**STATED PROBLEM**
Leave out any picture and return the remaining listing below exactly as given.

**DATA EXTRACT**

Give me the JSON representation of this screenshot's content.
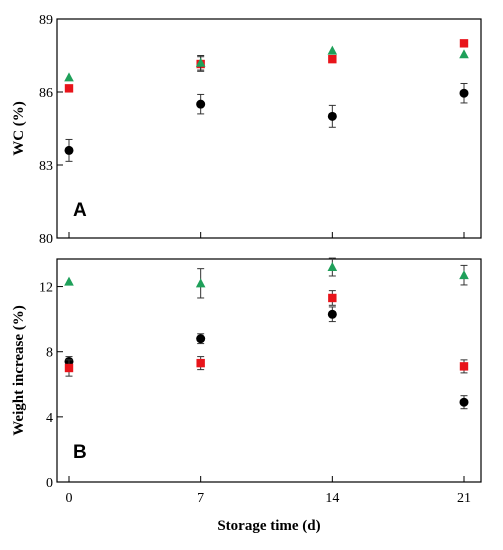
{
  "chart_data": [
    {
      "type": "scatter",
      "panel_label": "A",
      "ylabel": "WC (%)",
      "xlabel": "",
      "x": [
        0,
        7,
        14,
        21
      ],
      "xlim": [
        0,
        21
      ],
      "ylim": [
        80,
        89
      ],
      "yticks": [
        80,
        83,
        86,
        89
      ],
      "xticks": [
        0,
        7,
        14,
        21
      ],
      "grid": false,
      "series": [
        {
          "marker": "circle",
          "color": "#000000",
          "values": [
            83.6,
            85.5,
            85.0,
            85.95
          ],
          "errors": [
            0.45,
            0.4,
            0.45,
            0.4
          ]
        },
        {
          "marker": "square",
          "color": "#e8141a",
          "values": [
            86.15,
            87.15,
            87.35,
            88.0
          ],
          "errors": [
            0.0,
            0.3,
            0.0,
            0.0
          ]
        },
        {
          "marker": "triangle",
          "color": "#1fa05a",
          "values": [
            86.6,
            87.2,
            87.7,
            87.55
          ],
          "errors": [
            0.0,
            0.3,
            0.0,
            0.0
          ]
        }
      ]
    },
    {
      "type": "scatter",
      "panel_label": "B",
      "ylabel": "Weight increase (%)",
      "xlabel": "Storage time (d)",
      "x": [
        0,
        7,
        14,
        21
      ],
      "xlim": [
        0,
        21
      ],
      "ylim": [
        0,
        14
      ],
      "yticks": [
        0,
        4,
        8,
        12
      ],
      "xticks": [
        0,
        7,
        14,
        21
      ],
      "grid": false,
      "series": [
        {
          "marker": "circle",
          "color": "#000000",
          "values": [
            7.4,
            8.8,
            10.3,
            4.9
          ],
          "errors": [
            0.3,
            0.3,
            0.45,
            0.4
          ]
        },
        {
          "marker": "square",
          "color": "#e8141a",
          "values": [
            7.0,
            7.3,
            11.3,
            7.1
          ],
          "errors": [
            0.5,
            0.4,
            0.45,
            0.4
          ]
        },
        {
          "marker": "triangle",
          "color": "#1fa05a",
          "values": [
            12.3,
            12.2,
            13.2,
            12.7
          ],
          "errors": [
            0.0,
            0.9,
            0.55,
            0.6
          ]
        }
      ]
    }
  ]
}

**EXERCISE RESULT**
Give me the JSON representation of this screenshot's content.
{
  "chart_data": [
    {
      "type": "scatter",
      "panel_label": "A",
      "ylabel": "WC (%)",
      "xlabel": "",
      "x": [
        0,
        7,
        14,
        21
      ],
      "xlim": [
        0,
        21
      ],
      "ylim": [
        80,
        89
      ],
      "yticks": [
        80,
        83,
        86,
        89
      ],
      "xticks": [
        0,
        7,
        14,
        21
      ],
      "grid": false,
      "series": [
        {
          "marker": "circle",
          "color": "#000000",
          "values": [
            83.6,
            85.5,
            85.0,
            85.95
          ],
          "errors": [
            0.45,
            0.4,
            0.45,
            0.4
          ]
        },
        {
          "marker": "square",
          "color": "#e8141a",
          "values": [
            86.15,
            87.15,
            87.35,
            88.0
          ],
          "errors": [
            0.0,
            0.3,
            0.0,
            0.0
          ]
        },
        {
          "marker": "triangle",
          "color": "#1fa05a",
          "values": [
            86.6,
            87.2,
            87.7,
            87.55
          ],
          "errors": [
            0.0,
            0.3,
            0.0,
            0.0
          ]
        }
      ]
    },
    {
      "type": "scatter",
      "panel_label": "B",
      "ylabel": "Weight increase (%)",
      "xlabel": "Storage time (d)",
      "x": [
        0,
        7,
        14,
        21
      ],
      "xlim": [
        0,
        21
      ],
      "ylim": [
        0,
        14
      ],
      "yticks": [
        0,
        4,
        8,
        12
      ],
      "xticks": [
        0,
        7,
        14,
        21
      ],
      "grid": false,
      "series": [
        {
          "marker": "circle",
          "color": "#000000",
          "values": [
            7.4,
            8.8,
            10.3,
            4.9
          ],
          "errors": [
            0.3,
            0.3,
            0.45,
            0.4
          ]
        },
        {
          "marker": "square",
          "color": "#e8141a",
          "values": [
            7.0,
            7.3,
            11.3,
            7.1
          ],
          "errors": [
            0.5,
            0.4,
            0.45,
            0.4
          ]
        },
        {
          "marker": "triangle",
          "color": "#1fa05a",
          "values": [
            12.3,
            12.2,
            13.2,
            12.7
          ],
          "errors": [
            0.0,
            0.9,
            0.55,
            0.6
          ]
        }
      ]
    }
  ]
}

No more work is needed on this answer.